*Do this*
Reproduce word for word the part of the listing that starts at the line containing "x-tick-label: 230 xyxy=(1244,1005,1272,1024)" and ends after the line containing "y-axis-title-top: Dec (deg)", with both of those lines included.

*Data entries*
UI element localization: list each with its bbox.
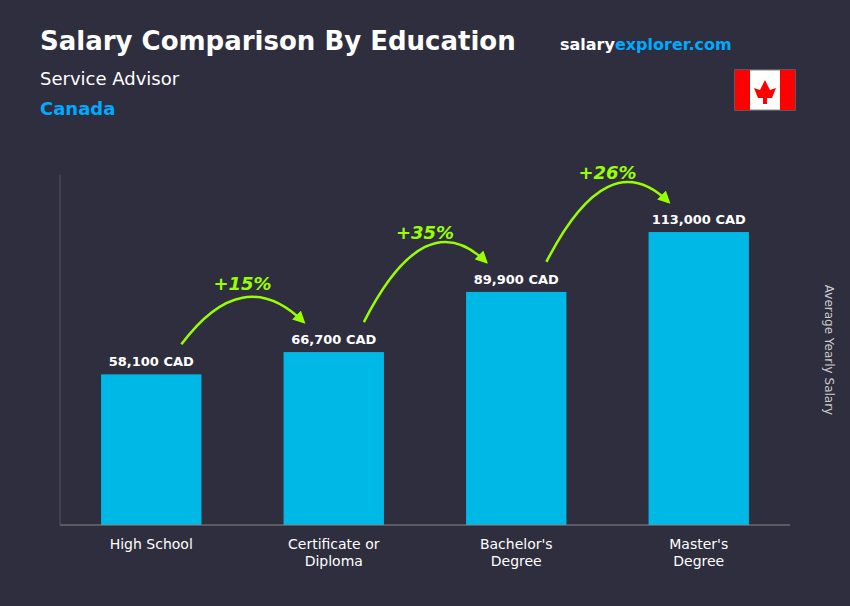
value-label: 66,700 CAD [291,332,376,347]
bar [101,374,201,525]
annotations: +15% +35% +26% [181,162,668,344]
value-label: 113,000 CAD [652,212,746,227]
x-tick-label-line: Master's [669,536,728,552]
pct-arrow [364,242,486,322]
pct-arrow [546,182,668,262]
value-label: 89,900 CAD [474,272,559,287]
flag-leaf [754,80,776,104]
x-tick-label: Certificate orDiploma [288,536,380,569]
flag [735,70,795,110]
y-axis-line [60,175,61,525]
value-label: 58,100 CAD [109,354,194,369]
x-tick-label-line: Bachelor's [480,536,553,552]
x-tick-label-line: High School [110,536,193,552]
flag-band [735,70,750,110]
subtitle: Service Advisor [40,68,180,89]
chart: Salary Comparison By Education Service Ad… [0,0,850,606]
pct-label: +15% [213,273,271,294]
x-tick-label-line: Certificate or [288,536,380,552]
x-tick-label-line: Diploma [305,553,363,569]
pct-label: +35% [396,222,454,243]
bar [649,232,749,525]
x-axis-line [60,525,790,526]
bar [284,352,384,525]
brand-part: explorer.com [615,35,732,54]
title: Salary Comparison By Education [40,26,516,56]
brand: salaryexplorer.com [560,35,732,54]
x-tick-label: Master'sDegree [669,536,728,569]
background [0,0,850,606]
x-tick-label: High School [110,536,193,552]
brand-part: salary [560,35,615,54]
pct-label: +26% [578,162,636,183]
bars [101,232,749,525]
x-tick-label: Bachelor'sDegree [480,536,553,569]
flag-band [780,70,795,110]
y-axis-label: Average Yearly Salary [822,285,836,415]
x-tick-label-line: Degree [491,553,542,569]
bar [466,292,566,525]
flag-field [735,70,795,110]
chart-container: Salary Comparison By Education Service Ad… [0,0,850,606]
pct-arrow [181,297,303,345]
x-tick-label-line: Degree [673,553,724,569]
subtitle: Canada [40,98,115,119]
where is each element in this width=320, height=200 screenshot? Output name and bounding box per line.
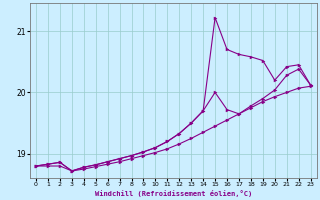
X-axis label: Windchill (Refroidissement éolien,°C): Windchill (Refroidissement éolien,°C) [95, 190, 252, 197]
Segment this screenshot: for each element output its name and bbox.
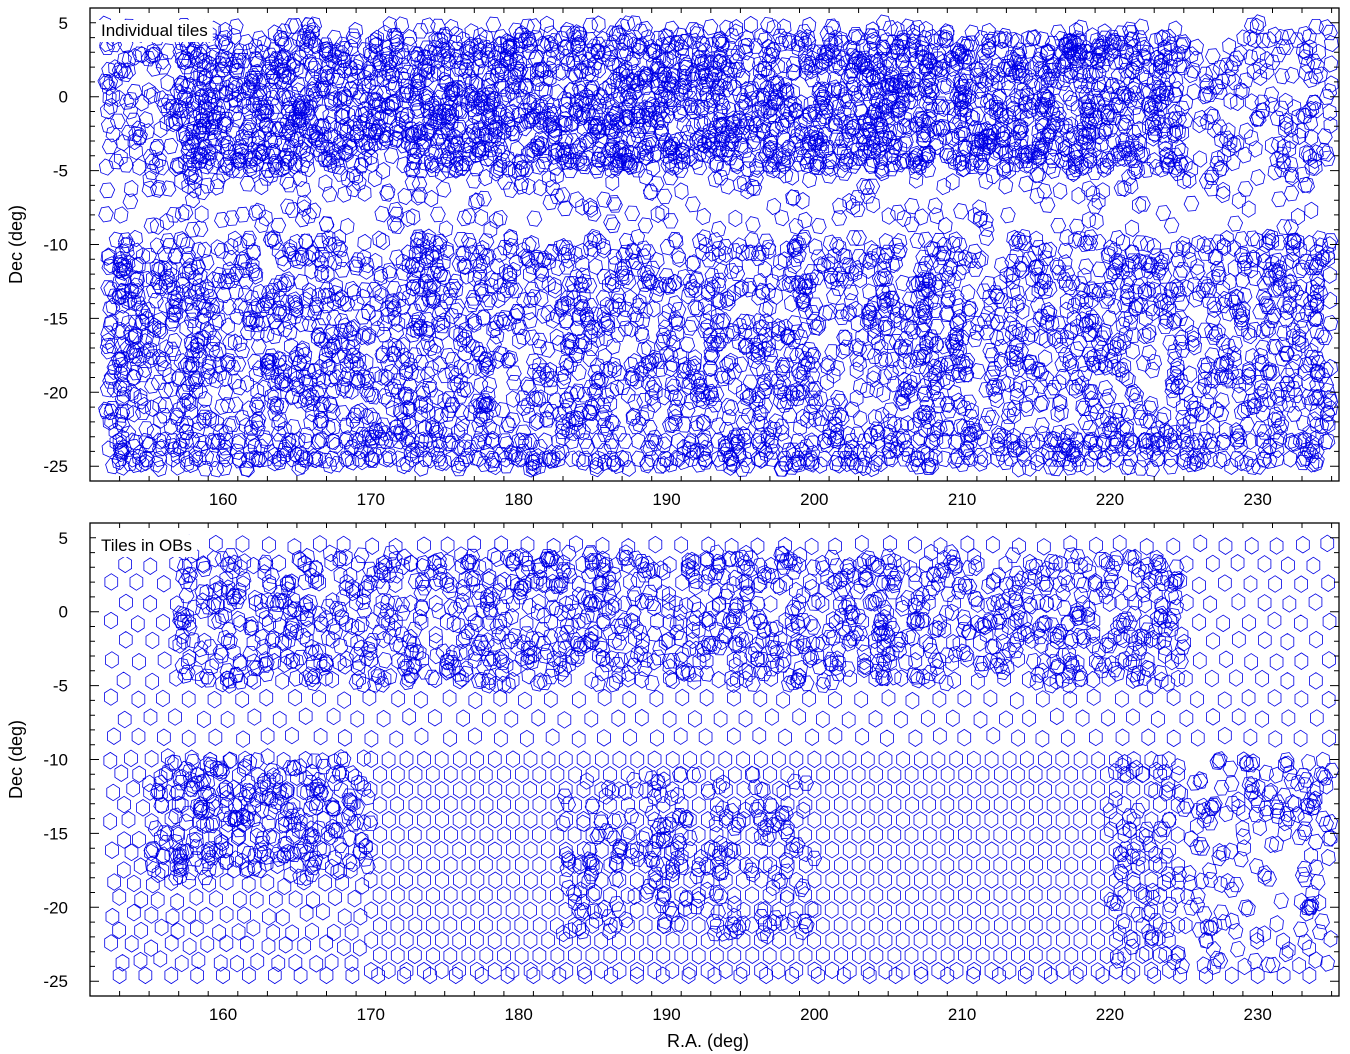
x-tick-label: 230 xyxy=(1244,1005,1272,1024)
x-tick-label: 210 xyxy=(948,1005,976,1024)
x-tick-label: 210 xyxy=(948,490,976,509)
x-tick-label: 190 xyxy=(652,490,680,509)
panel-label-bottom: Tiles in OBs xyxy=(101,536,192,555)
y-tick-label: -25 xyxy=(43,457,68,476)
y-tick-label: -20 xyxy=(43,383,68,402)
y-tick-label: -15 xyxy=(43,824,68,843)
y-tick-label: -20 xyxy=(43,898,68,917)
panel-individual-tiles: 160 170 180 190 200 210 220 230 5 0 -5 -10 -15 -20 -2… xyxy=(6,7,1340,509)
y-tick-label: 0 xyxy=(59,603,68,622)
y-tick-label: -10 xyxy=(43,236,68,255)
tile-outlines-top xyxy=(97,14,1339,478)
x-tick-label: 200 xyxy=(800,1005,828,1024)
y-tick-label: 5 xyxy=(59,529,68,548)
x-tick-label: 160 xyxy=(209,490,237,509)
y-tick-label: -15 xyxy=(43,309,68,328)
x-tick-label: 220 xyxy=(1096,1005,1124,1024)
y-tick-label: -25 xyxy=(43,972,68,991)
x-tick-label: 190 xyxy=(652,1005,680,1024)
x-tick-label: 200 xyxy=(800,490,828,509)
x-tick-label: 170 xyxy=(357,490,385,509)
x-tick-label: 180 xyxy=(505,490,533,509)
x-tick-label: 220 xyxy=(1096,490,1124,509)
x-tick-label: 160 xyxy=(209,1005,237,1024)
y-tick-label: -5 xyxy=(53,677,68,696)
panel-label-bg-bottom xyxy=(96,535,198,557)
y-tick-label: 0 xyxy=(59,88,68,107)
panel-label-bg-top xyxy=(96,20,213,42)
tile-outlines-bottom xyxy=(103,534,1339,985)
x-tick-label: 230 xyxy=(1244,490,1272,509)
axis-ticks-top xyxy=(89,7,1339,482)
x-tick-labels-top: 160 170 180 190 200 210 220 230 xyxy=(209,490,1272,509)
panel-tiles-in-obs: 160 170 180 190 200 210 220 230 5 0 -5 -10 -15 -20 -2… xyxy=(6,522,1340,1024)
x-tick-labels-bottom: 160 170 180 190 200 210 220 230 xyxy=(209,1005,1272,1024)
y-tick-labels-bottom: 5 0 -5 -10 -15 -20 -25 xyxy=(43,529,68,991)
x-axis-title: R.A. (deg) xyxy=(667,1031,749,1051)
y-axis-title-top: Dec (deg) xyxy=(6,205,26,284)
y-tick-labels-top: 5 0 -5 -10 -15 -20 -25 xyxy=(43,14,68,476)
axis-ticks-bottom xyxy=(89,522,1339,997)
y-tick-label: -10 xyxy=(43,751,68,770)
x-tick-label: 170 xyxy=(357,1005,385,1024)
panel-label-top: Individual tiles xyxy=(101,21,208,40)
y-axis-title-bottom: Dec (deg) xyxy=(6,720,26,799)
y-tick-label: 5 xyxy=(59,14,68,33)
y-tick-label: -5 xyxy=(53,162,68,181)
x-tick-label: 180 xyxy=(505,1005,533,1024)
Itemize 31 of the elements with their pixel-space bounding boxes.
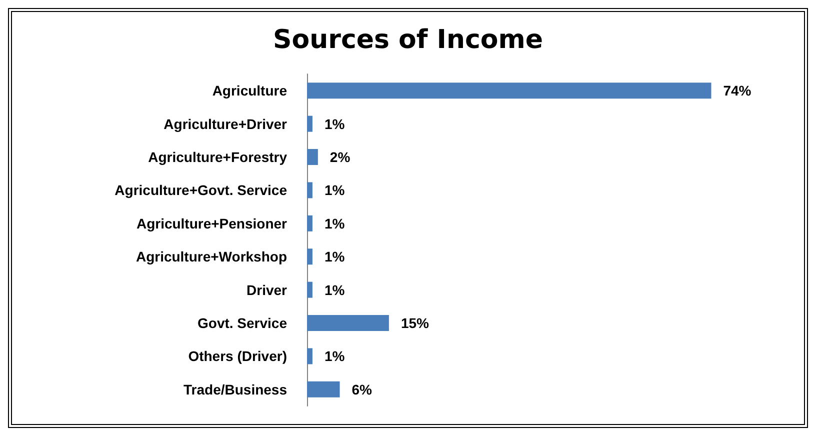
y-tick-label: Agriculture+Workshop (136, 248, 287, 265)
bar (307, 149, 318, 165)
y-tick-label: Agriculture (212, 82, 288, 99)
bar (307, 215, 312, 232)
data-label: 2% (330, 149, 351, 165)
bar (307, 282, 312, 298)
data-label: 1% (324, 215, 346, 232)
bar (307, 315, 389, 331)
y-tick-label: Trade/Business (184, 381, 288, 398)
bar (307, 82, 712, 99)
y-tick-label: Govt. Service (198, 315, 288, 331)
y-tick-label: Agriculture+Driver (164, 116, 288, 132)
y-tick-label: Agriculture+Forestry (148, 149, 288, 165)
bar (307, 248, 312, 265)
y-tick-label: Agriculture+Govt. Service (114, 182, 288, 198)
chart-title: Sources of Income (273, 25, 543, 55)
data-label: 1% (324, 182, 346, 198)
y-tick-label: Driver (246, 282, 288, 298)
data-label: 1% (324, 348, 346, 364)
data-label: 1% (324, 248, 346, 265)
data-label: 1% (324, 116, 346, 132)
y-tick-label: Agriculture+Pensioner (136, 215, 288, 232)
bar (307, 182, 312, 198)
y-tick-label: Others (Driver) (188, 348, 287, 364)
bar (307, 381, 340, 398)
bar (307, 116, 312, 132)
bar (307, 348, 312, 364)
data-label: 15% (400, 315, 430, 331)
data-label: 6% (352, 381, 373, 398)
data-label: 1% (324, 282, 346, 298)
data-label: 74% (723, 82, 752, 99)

...

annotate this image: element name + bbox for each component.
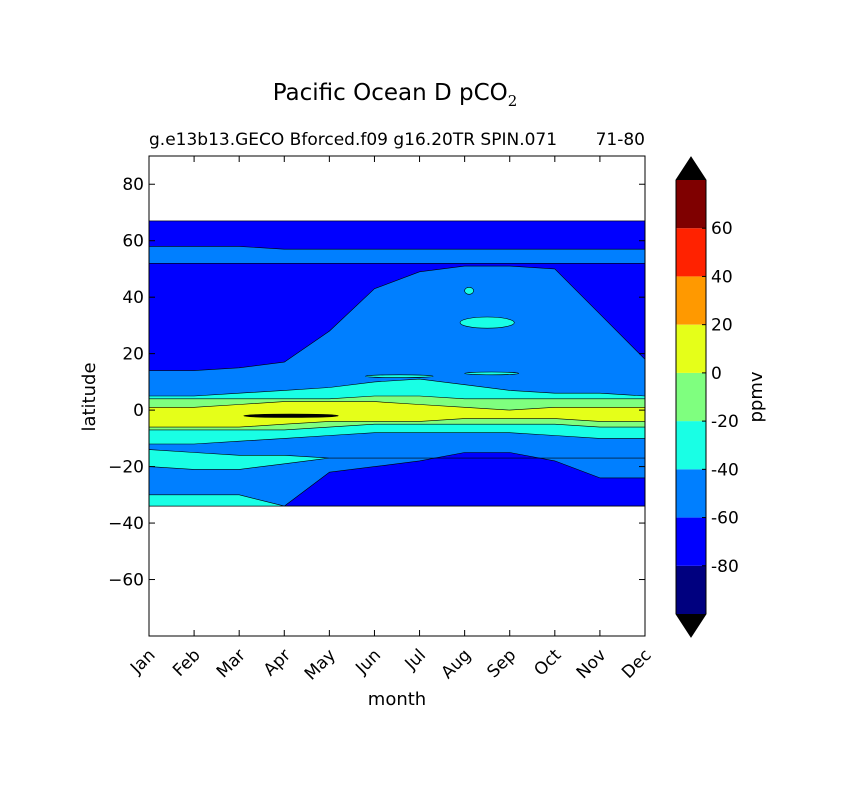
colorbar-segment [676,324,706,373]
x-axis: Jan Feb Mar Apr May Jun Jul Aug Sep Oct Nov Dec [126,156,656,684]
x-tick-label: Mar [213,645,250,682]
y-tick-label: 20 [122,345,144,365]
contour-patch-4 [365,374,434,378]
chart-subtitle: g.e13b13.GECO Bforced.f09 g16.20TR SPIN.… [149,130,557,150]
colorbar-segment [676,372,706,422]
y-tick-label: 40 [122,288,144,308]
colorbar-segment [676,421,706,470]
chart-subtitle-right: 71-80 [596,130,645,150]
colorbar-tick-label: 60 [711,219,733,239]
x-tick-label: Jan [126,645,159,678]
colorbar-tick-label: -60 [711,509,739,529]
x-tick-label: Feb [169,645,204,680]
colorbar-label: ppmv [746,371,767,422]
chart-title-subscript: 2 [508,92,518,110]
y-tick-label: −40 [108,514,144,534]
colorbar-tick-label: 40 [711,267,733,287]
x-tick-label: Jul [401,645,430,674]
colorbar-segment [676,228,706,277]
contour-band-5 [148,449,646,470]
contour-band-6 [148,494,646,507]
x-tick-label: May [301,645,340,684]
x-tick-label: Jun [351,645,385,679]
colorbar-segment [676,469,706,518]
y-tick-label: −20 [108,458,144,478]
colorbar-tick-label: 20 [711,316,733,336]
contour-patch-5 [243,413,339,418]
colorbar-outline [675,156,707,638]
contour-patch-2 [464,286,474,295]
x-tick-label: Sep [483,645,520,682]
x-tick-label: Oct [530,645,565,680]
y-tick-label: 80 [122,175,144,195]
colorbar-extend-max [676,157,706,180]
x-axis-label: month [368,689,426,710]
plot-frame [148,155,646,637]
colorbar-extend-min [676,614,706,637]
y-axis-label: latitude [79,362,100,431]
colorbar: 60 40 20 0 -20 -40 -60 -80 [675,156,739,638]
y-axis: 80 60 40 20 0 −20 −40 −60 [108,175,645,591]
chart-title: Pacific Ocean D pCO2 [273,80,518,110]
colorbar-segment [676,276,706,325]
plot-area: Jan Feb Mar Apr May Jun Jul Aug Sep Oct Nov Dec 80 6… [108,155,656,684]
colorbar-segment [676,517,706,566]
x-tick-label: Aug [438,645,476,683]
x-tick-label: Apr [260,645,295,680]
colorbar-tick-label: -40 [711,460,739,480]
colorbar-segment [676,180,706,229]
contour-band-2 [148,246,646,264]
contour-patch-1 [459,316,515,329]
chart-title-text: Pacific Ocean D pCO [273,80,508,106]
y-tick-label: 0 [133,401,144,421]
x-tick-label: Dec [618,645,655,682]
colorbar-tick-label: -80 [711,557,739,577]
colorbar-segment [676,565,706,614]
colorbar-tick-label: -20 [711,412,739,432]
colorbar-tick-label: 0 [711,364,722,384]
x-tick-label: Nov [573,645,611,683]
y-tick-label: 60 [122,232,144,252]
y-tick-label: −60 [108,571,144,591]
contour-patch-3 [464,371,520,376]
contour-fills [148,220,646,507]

*Response to the task*
x-tick-label: 230 xyxy=(1244,1005,1272,1024)
x-tick-label: 210 xyxy=(948,1005,976,1024)
x-tick-label: 210 xyxy=(948,490,976,509)
x-tick-label: 190 xyxy=(652,490,680,509)
panel-label-bottom: Tiles in OBs xyxy=(101,536,192,555)
y-tick-label: -25 xyxy=(43,457,68,476)
y-tick-label: -20 xyxy=(43,383,68,402)
y-tick-label: -15 xyxy=(43,824,68,843)
y-tick-label: -20 xyxy=(43,898,68,917)
panel-individual-tiles: 160 170 180 190 200 210 220 230 5 0 -5 -10 -15 -20 -2… xyxy=(6,7,1340,509)
y-tick-label: 0 xyxy=(59,603,68,622)
y-tick-label: -10 xyxy=(43,236,68,255)
tile-outlines-top xyxy=(97,14,1339,478)
x-tick-label: 200 xyxy=(800,1005,828,1024)
y-tick-label: 5 xyxy=(59,529,68,548)
x-tick-label: 160 xyxy=(209,490,237,509)
y-tick-label: -15 xyxy=(43,309,68,328)
x-tick-label: 220 xyxy=(1096,1005,1124,1024)
y-tick-label: -25 xyxy=(43,972,68,991)
x-tick-label: 190 xyxy=(652,1005,680,1024)
x-tick-label: 200 xyxy=(800,490,828,509)
x-tick-label: 170 xyxy=(357,490,385,509)
x-tick-label: 180 xyxy=(505,490,533,509)
x-tick-label: 220 xyxy=(1096,490,1124,509)
x-tick-label: 160 xyxy=(209,1005,237,1024)
y-tick-label: -5 xyxy=(53,677,68,696)
panel-label-bg-bottom xyxy=(96,535,198,557)
y-tick-label: 0 xyxy=(59,88,68,107)
panel-label-bg-top xyxy=(96,20,213,42)
tile-outlines-bottom xyxy=(103,534,1339,985)
x-tick-label: 230 xyxy=(1244,490,1272,509)
axis-ticks-top xyxy=(89,7,1339,482)
x-tick-labels-top: 160 170 180 190 200 210 220 230 xyxy=(209,490,1272,509)
panel-tiles-in-obs: 160 170 180 190 200 210 220 230 5 0 -5 -10 -15 -20 -2… xyxy=(6,522,1340,1024)
x-tick-labels-bottom: 160 170 180 190 200 210 220 230 xyxy=(209,1005,1272,1024)
y-tick-labels-bottom: 5 0 -5 -10 -15 -20 -25 xyxy=(43,529,68,991)
x-axis-title: R.A. (deg) xyxy=(667,1031,749,1051)
y-axis-title-top: Dec (deg) xyxy=(6,205,26,284)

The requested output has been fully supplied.